→ **TEXTE PRÉSENTÉ**
44La réflexion autour du discours philosophique développée dans Tympan tourne donc autour des deux concepts de limite et de marge. Cette réflexion se réalise matériellement dans la mise en page particulière du texte, et plus précisément dans la fonction significative des blancs, des bords, des marges. Derrida nous offre alors un équivalent typographique du discours philosophique. Cette mise en page se charge de signification : l’énonciation éditoriale révèle une partie du sens du texte.

Cela ne revient pas seulement à reconnaître que la marge se tient dedans et dehors. La philosophie le dit aussi : dedans parce que le discours philosophique entend connaître et maîtriser sa marge, définir la ligne, cadrer la page, l'envelopper dans son volume. Dehors parce que la marge, sa marge, son dehors sont vides, sont dehors : négatif dont il n'y aurait rien à faire, négatif sans effet dans le texte ou négatif travaillant au service du sens, marge relevée (aufgehobene) dans la dialectique du Livre. (Derrida, 1972b : XX)

→ **LIGNES DE DONNÉES**
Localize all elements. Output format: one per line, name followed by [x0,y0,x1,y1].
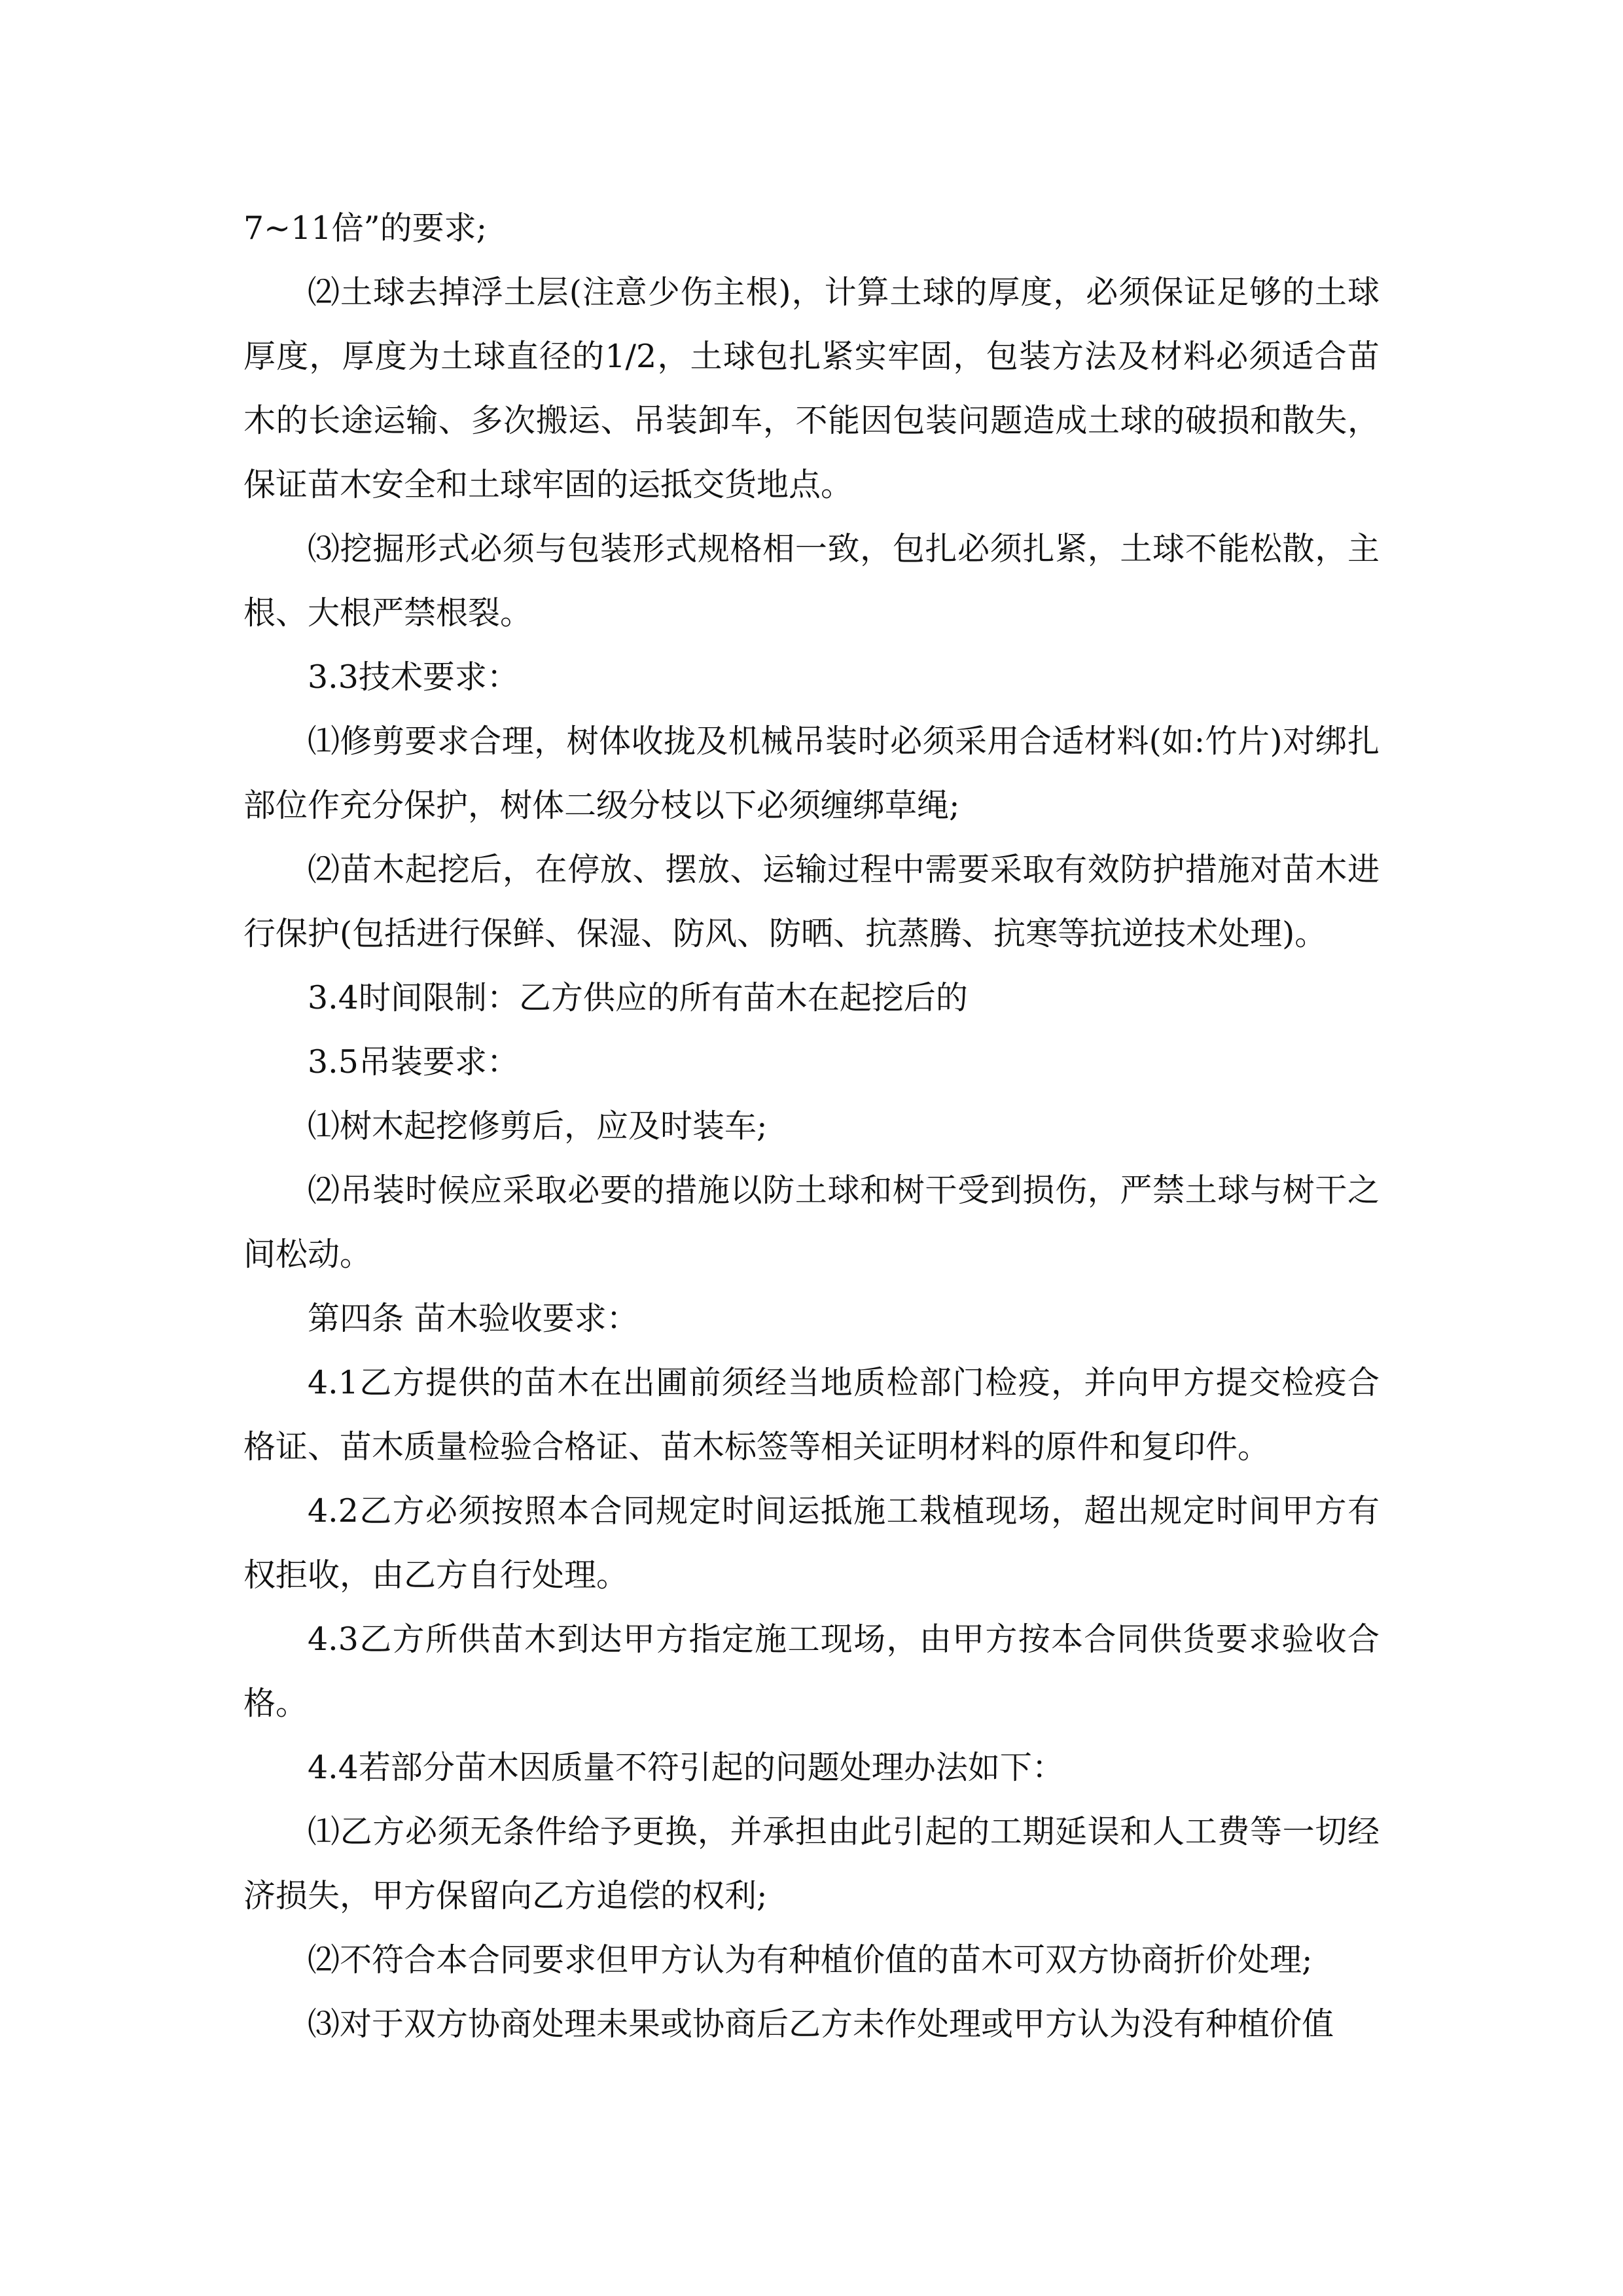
paragraph-item: 4.1乙方提供的苗木在出圃前须经当地质检部门检疫，并向甲方提交检疫合格证、苗木质量检验合格证、苗木标签等相关证明材料的原件和复印件。 [243,1364,1380,1465]
article-heading: 第四条 苗木验收要求： [308,1300,639,1337]
paragraph-item: 4.2乙方必须按照本合同规定时间运抵施工栽植现场，超出规定时间甲方有权拒收，由乙方自行处理。 [243,1492,1380,1594]
paragraph-item: ⑵苗木起挖后，在停放、摆放、运输过程中需要采取有效防护措施对苗木进行保护(包括进行保鲜、保湿、防风、防晒、抗蒸腾、抗寒等抗逆技术处理)。 [243,851,1380,952]
paragraph-item: ⑵土球去掉浮土层(注意少伤主根)，计算土球的厚度，必须保证足够的土球厚度，厚度为土球直径的1/2，土球包扎紧实牢固，包装方法及材料必须适合苗木的长途运输、多次搬运、吊装卸车，不能因包装问题造成土球的破损和散失，保证苗木安全和土球牢固的运抵交货地点。 [243,274,1380,503]
section-heading: 3.5吊装要求： [308,1043,519,1081]
paragraph-item: ⑴修剪要求合理，树体收拢及机械吊装时必须采用合适材料(如:竹片)对绑扎部位作充分保护，树体二级分枝以下必须缠绑草绳; [243,723,1380,824]
paragraph-item: ⑴乙方必须无条件给予更换，并承担由此引起的工期延误和人工费等一切经济损失，甲方保留向乙方追偿的权利; [243,1813,1380,1914]
paragraph-item: ⑶对于双方协商处理未果或协商后乙方未作处理或甲方认为没有种植价值 [308,2005,1334,2043]
paragraph-item: ⑴树木起挖修剪后，应及时装车; [308,1107,768,1145]
paragraph-item: ⑶挖掘形式必须与包装形式规格相一致，包扎必须扎紧，土球不能松散，主根、大根严禁根裂。 [243,530,1380,632]
paragraph-item: 4.3乙方所供苗木到达甲方指定施工现场，由甲方按本合同供货要求验收合格。 [243,1621,1380,1722]
section-heading: 3.3技术要求： [308,658,519,696]
section-heading: 3.4时间限制：乙方供应的所有苗木在起挖后的 [308,979,968,1016]
paragraph-item: ⑵不符合本合同要求但甲方认为有种植价值的苗木可双方协商折价处理; [308,1941,1313,1979]
paragraph-item: ⑵吊装时候应采取必要的措施以防土球和树干受到损伤，严禁土球与树干之间松动。 [243,1172,1380,1273]
document-page [243,196,1380,2056]
paragraph-item: 4.4若部分苗木因质量不符引起的问题处理办法如下： [308,1749,1064,1786]
paragraph-continuation: 7~11倍”的要求; [243,209,488,247]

→ **CONSIGNE**
Recopiez le texte présenté en partant des mots « 44La réflexion autour » et en vous arrêtant après « sens du texte. ». Remplacez partout « discours philosophique » par « discours savant ». Les enregistrements ne servent à rien ici.

→ **RÉPONSE PROPOSÉE**
44La réflexion autour du discours savant développée dans Tympan tourne donc autour des deux concepts de limite et de marge. Cette réflexion se réalise matériellement dans la mise en page particulière du texte, et plus précisément dans la fonction significative des blancs, des bords, des marges. Derrida nous offre alors un équivalent typographique du discours savant. Cette mise en page se charge de signification : l’énonciation éditoriale révèle une partie du sens du texte.